== Provided passage ==
· · · · ·

Random Walk Problems
This paper aims at solving all random walk related problems with probability.
Problem:
Assume that there is an ant located at point 0, at each time \(t = 0, 1, 2, ...\) the ant has probability \(p\) moving forward and \(1-p\) moving backward. Then what is the probability distribution of the position of this ant?
Based on this fundamental problem, we can further raise the following problems.
- Starting from position \(x = 0,\) what is the probability of reaching position \(y\) after \(n\) steps?
- Starting from position \(x = 0,\) what is the expectation of first hitting time to reach position \(x = y?\)
- Starting from position \(x = 0,\) what is the expectation of first hitting time to reach position \(x = -L\) or \(x = R?\)
- What is the expectation of \(W_n^2\) and \(W_n\) at time \(n\)? What if the random walk is in d-dimensional space?
Basic Analysis of Problem:
Characteristic Function
Let \(X_t\) be a random variable representing the movement of the ant at time \(t.\) We have the probability distribution as \(P(X_t = 1) = p, P(X_t = -1) = 1-p.\) Now denote \(W_n\) as the position of the ant at time \(n\) as \[ W_n = \sum_{t=0}^{n-1} X_t. \] The characteristic function of \(X_t\) is defined as \(\varphi_{X_t}(\theta) =E[e^{i\theta X_t}].\) It can be calculated as \[ \varphi_{X_t}(\theta) = p\cdot e^{i\theta} + (1-p)\cdot e^{-i\theta}. \] Here we consider a naive version that \(p = \frac{1}{2}.\) Then we have \(\varphi_{X_t}(\theta) = \frac{e^{i\theta} + e^{-i\theta}}{2} = \cos(\theta).\)

· · · · ·

== Listed entries ==

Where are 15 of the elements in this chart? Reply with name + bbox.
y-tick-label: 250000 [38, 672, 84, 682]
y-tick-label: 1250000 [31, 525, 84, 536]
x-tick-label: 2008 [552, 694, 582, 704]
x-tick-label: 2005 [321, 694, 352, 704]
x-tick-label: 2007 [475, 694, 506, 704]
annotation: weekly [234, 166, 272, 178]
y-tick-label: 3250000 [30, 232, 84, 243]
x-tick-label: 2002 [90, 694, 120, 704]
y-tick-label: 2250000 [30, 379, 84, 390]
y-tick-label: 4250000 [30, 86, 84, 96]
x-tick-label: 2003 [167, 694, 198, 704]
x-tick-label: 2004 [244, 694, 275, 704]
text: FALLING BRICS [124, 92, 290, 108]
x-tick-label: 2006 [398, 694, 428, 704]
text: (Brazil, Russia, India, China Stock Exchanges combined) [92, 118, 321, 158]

· · · · ·

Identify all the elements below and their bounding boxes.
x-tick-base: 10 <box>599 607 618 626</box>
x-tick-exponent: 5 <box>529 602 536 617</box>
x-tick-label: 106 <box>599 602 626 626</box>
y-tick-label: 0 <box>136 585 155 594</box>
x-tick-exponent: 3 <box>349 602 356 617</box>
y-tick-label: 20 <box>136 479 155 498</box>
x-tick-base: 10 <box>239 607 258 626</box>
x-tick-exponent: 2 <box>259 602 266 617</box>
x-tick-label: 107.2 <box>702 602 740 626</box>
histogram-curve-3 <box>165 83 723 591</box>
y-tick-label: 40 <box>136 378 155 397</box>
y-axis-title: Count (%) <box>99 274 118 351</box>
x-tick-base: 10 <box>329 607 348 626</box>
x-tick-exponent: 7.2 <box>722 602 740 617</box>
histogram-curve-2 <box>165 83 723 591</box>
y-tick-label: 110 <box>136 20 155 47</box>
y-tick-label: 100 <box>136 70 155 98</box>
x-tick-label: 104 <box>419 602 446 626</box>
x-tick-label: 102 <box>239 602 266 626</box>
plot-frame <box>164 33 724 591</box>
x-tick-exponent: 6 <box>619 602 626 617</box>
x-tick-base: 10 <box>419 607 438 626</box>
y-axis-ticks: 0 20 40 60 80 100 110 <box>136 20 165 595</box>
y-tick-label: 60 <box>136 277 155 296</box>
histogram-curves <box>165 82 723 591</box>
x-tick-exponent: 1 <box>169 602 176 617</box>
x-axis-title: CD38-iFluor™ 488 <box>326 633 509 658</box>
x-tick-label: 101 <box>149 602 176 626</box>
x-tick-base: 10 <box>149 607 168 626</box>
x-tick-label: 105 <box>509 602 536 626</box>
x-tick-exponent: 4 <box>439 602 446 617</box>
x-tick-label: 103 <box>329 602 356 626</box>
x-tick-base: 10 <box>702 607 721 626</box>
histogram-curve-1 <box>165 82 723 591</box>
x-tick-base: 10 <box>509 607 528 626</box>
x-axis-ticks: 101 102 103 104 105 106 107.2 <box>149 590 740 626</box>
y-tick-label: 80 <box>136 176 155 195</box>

· · · · ·

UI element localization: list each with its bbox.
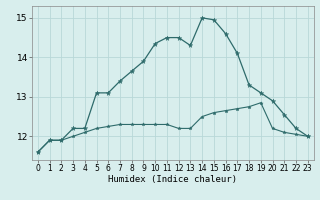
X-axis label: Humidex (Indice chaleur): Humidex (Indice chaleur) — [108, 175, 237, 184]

· · · · ·

== Work required ==
Reproduce the random walk passage word for word, from "Random Walk Problems" up to and including "the following problems.".

== Output for this exercise ==
Random Walk Problems
This paper aims at solving all random walk related problems with probability.
Problem:
Assume that there is an ant located at point 0, at each time \(t = 0, 1, 2, ...\) the ant has probability \(p\) moving forward and \(1-p\) moving backward. Then what is the probability distribution of the position of this ant?
Based on this fundamental problem, we can further raise the following problems.